EXERCISE
Write out the material again exactly, please, and omit the pictures.

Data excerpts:
[START]
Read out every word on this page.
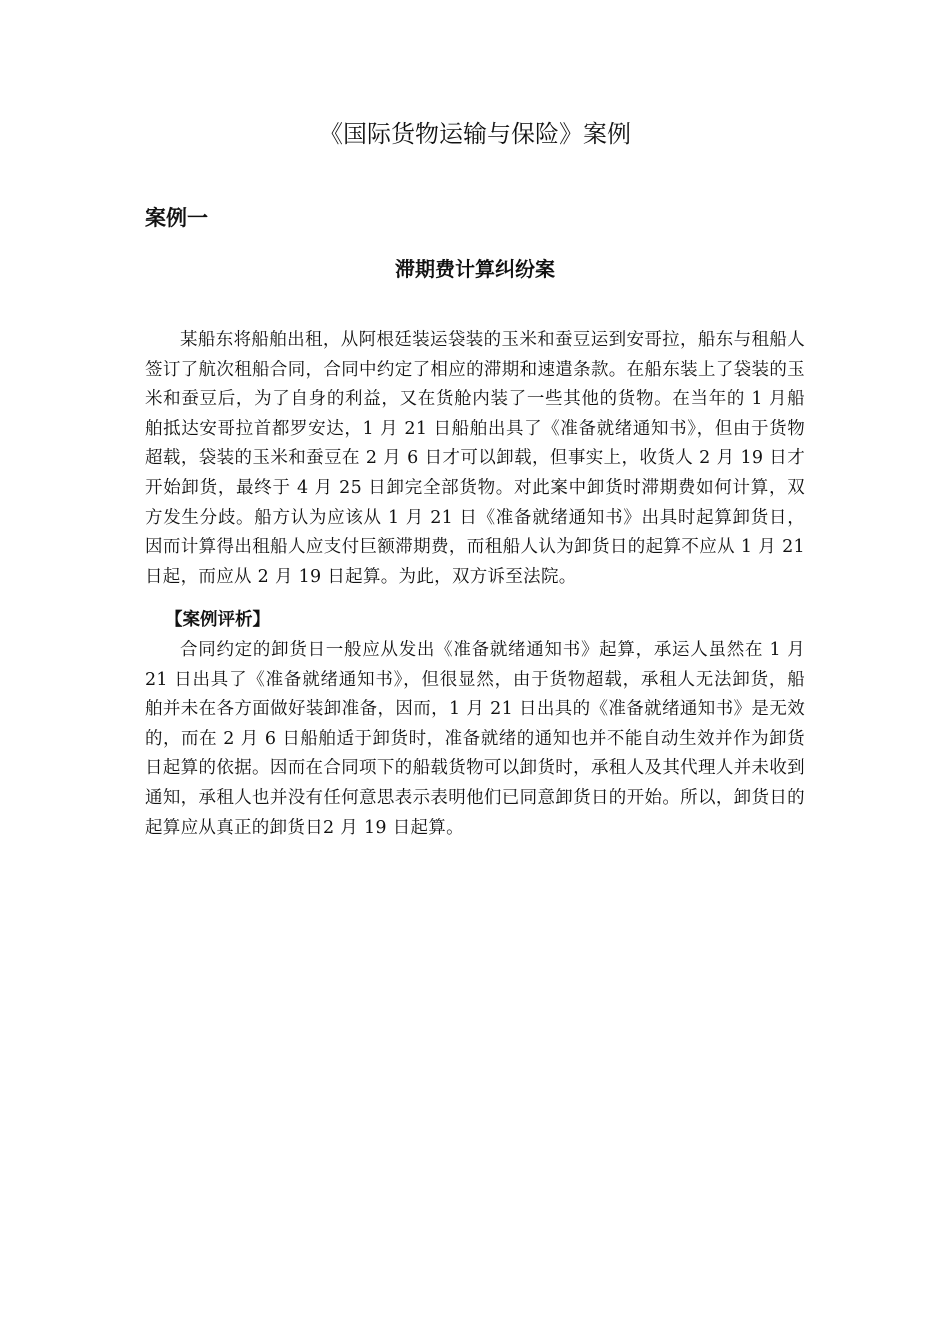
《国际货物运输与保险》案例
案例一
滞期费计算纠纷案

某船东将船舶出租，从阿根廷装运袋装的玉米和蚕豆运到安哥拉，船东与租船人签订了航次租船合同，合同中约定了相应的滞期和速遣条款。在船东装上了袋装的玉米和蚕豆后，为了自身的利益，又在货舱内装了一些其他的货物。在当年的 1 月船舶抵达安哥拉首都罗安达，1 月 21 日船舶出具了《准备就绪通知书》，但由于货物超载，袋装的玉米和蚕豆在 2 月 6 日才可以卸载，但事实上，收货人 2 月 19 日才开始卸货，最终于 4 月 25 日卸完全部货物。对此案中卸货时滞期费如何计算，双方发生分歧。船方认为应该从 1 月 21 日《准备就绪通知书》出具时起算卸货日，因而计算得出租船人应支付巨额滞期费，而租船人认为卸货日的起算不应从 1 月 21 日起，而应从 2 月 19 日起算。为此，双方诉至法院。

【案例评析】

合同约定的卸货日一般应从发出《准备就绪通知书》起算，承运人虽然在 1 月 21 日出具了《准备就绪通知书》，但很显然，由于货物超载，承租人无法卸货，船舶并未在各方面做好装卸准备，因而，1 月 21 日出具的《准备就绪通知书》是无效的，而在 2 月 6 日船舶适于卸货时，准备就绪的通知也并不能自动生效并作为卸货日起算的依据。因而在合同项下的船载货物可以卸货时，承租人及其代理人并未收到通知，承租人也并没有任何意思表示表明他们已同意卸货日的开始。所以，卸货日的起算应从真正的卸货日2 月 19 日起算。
[END]
SOLUTION FOR THIS EXERCISE
Read out every word on this page.
《国际货物运输与保险》案例
案例一
滞期费计算纠纷案

某船东将船舶出租，从阿根廷装运袋装的玉米和蚕豆运到安哥拉，船东与租船人签订了航次租船合同，合同中约定了相应的滞期和速遣条款。在船东装上了袋装的玉米和蚕豆后，为了自身的利益，又在货舱内装了一些其他的货物。在当年的 1 月船舶抵达安哥拉首都罗安达，1 月 21 日船舶出具了《准备就绪通知书》，但由于货物超载，袋装的玉米和蚕豆在 2 月 6 日才可以卸载，但事实上，收货人 2 月 19 日才开始卸货，最终于 4 月 25 日卸完全部货物。对此案中卸货时滞期费如何计算，双方发生分歧。船方认为应该从 1 月 21 日《准备就绪通知书》出具时起算卸货日，因而计算得出租船人应支付巨额滞期费，而租船人认为卸货日的起算不应从 1 月 21 日起，而应从 2 月 19 日起算。为此，双方诉至法院。

【案例评析】

合同约定的卸货日一般应从发出《准备就绪通知书》起算，承运人虽然在 1 月 21 日出具了《准备就绪通知书》，但很显然，由于货物超载，承租人无法卸货，船舶并未在各方面做好装卸准备，因而，1 月 21 日出具的《准备就绪通知书》是无效的，而在 2 月 6 日船舶适于卸货时，准备就绪的通知也并不能自动生效并作为卸货日起算的依据。因而在合同项下的船载货物可以卸货时，承租人及其代理人并未收到通知，承租人也并没有任何意思表示表明他们已同意卸货日的开始。所以，卸货日的起算应从真正的卸货日2 月 19 日起算。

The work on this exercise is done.